**読む文章**.
━━━━

本ページの情報は2007年9月時点のものです。
記載の資料は資料公開当時のもので、現在は公開されていないものも含みます。

環境変数は書き変えられているかもしれない

攻撃者の手によって環境変数が改変されると、偽のライブラリや子プログラムを起動してしまう等、プログラムの振舞いが干渉されてセキュリティ侵害がおこるおそれがある。

環境変数とプログラムのすり替え

ロードするプログラムやライブラリの所在を示す環境変数の改ざんによって、攻撃者が自分の用意したプログラムを不正に動作させるおそれがある。

(1) PATH

プログラムの探索パスを保持する環境変数。

呼び出されるプログラムのすり替えと権限昇格(root 権限の不正な使用)のおそれがある。

例えば、rootアカウントで動作する setuid または setgid ビットが設定されているプログラムの中に PATH 変数を用いて別のプログラムを呼び出す API の使用箇所があるような場合、PATH 変数の書き変えによって起動するプログラムをすり替える手口によって、プログラムを起動できるユーザなら誰でも自分のプログラムを root 権限で実行させることができるようになる。

  • 図8-3: プログラム探索パスの書き換え

(2) LD_LIBRARY_PATH

共有ライブラリの探索パスを保持する環境変数。

この変数の書き変えによってロードされるライブラリのすり替えがおこるおそれがある。

(3) LD_PRELOAD

プリロード(他のライブラリに優先してロード)すべき共有ライブラリのリスト。

この変数の書き変えによってロードされるライブラリのすり替えがおこるおそれがある。

既存のライブラリ関数をフックしてデバッグや付加価値を与える等にも利用される。
setuid/setgidプログラムに対しては通常効果がない。ここに指定されているライブラリやオブジェクトのプリロードは、当然ながら、この環境変数が継承される限り子プロセスにおいても行われる。

(4) CLASSPATH

Java のクラス(バイトコードファイル)探索パス。

この変数の書き変えによってロードされるクラスのすり替えがおこるおそれがある。

そのほか注意すべき環境変数

次の環境変数も重要な役割を担っている場合があり、注意を要する。

HOME

環境変数 HOME は、ユーザのホームディレクトリを示している。HOME 変数が改ざんされた状態でプログラムが動作すると、攻撃者が用意したディレクトリへデータが漏洩したり、プログラムのロジックが妨害されるおそれがある。

LOGNAME

ユーザのログイン名(System V系Unix)

SHELL

ログインシェルのパス名

TEMP

一時ファイルのディレクトリ(Windows)

━━━━

**抜粋データ**.
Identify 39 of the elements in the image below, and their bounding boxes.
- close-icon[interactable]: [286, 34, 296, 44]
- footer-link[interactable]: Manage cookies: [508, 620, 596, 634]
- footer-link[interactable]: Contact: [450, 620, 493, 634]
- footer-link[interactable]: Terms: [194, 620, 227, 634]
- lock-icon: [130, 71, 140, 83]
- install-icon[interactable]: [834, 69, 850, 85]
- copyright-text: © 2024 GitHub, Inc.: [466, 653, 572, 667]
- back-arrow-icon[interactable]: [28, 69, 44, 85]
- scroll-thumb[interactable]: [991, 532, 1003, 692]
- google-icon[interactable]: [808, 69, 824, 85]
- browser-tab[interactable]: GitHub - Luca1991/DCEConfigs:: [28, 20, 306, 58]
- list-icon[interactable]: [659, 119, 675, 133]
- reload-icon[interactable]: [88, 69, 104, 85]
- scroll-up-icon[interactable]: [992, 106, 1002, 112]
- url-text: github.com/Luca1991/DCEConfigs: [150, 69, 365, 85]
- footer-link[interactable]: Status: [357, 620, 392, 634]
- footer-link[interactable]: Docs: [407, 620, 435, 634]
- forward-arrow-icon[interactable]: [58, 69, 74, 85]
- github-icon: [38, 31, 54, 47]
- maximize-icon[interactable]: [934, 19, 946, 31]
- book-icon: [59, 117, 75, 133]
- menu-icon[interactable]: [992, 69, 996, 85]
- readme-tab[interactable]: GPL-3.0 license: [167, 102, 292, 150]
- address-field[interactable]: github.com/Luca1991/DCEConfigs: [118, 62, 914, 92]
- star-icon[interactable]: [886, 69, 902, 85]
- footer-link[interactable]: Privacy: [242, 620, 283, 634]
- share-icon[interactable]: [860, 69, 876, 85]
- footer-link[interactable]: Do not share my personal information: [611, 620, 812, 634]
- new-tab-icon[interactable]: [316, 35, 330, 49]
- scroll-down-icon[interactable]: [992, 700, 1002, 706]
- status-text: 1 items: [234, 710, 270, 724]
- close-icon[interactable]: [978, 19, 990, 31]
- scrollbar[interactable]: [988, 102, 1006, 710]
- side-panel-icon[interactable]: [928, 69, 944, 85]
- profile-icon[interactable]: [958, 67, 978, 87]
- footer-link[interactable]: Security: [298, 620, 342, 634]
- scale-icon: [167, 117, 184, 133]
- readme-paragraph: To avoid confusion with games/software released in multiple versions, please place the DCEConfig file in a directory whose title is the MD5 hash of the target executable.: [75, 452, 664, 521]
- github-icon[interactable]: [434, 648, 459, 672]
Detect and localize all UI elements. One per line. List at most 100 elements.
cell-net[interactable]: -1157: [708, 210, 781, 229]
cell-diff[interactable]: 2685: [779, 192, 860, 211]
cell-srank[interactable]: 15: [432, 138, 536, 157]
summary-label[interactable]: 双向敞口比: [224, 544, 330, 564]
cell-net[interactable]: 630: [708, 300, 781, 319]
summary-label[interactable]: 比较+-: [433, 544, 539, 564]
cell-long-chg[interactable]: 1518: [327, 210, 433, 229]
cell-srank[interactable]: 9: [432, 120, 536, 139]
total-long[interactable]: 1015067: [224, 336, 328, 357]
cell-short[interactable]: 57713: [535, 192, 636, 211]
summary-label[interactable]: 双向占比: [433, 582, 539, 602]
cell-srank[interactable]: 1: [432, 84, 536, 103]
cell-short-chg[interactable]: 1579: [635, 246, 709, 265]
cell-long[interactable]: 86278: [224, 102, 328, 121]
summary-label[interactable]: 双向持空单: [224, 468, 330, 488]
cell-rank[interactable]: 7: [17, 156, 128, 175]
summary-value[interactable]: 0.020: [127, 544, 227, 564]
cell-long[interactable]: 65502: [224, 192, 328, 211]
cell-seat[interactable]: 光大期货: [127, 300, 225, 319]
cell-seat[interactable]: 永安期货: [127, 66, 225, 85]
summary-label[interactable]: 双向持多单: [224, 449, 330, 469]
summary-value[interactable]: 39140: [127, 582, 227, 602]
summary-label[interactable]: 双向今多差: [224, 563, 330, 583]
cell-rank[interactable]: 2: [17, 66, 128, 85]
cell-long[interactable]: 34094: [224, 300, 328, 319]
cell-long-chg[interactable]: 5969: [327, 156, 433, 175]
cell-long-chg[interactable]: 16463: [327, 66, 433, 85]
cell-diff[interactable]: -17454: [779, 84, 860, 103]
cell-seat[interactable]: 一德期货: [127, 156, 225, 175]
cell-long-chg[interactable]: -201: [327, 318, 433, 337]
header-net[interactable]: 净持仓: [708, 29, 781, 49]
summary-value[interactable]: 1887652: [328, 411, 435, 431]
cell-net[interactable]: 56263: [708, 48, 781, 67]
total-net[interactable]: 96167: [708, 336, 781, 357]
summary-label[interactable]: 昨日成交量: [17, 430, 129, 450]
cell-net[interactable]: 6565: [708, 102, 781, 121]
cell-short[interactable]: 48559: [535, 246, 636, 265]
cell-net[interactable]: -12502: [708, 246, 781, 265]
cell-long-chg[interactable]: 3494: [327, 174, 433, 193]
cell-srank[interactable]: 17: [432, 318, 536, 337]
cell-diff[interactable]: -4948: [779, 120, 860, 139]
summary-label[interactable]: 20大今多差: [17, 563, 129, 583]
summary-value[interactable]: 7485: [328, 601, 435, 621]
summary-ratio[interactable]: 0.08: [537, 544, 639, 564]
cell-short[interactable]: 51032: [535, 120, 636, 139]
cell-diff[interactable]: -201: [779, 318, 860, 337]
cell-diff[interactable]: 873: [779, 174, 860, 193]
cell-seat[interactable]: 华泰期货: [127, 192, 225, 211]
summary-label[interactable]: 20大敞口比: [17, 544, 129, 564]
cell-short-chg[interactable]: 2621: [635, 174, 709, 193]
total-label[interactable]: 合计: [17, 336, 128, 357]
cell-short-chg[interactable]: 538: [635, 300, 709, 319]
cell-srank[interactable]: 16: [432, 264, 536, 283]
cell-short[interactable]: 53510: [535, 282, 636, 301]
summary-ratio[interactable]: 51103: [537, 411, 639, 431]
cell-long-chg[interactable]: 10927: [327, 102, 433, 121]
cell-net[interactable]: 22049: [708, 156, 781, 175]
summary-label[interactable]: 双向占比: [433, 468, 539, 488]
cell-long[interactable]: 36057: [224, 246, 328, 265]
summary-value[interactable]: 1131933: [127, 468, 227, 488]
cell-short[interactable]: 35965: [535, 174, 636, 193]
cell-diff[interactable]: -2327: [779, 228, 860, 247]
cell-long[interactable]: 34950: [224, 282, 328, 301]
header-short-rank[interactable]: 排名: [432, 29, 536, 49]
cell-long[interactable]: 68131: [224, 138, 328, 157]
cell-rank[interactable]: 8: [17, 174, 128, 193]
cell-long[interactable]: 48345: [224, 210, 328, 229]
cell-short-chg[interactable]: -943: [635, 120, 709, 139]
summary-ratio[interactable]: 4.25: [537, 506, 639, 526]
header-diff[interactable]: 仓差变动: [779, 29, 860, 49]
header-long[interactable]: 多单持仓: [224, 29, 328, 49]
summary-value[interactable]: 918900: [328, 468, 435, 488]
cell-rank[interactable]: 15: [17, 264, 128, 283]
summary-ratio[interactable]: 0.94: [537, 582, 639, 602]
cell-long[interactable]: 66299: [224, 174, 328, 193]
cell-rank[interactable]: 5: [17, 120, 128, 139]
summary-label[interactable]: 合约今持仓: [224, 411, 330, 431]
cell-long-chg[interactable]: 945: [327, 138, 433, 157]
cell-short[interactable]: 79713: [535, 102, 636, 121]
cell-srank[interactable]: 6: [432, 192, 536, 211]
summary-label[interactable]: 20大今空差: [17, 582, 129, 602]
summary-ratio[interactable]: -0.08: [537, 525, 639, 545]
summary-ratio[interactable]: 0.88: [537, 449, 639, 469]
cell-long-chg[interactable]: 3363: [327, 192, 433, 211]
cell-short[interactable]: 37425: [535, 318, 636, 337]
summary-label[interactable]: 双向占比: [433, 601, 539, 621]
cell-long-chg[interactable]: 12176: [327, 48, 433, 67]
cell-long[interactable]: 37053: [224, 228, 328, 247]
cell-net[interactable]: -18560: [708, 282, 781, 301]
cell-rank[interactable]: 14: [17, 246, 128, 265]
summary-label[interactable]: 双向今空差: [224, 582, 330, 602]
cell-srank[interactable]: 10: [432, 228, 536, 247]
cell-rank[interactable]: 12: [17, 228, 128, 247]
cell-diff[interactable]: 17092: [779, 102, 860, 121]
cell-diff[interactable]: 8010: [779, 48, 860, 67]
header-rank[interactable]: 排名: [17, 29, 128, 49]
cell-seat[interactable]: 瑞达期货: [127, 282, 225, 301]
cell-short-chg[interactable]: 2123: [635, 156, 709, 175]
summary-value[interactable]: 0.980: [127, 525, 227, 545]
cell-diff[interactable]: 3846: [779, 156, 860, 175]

━━━━

**やること**.
環境変数に関する文章をもとに、次の問いに答えよ。
1. CLASSPATH は何の探索パスか。
2. LD_PRELOAD は setuid/setgid プログラムに対して通常どうだとされているか。
3. HOME 変数が改ざんされた状態でプログラムが動作すると、どんなおそれがあるか。

**最終結果**.
1. Java のクラス(バイトコードファイル)の探索パス。
2. 通常効果がない。
3. 攻撃者が用意したディレクトリへデータが漏洩したり、プログラムのロジックが妨害されたりするおそれがある。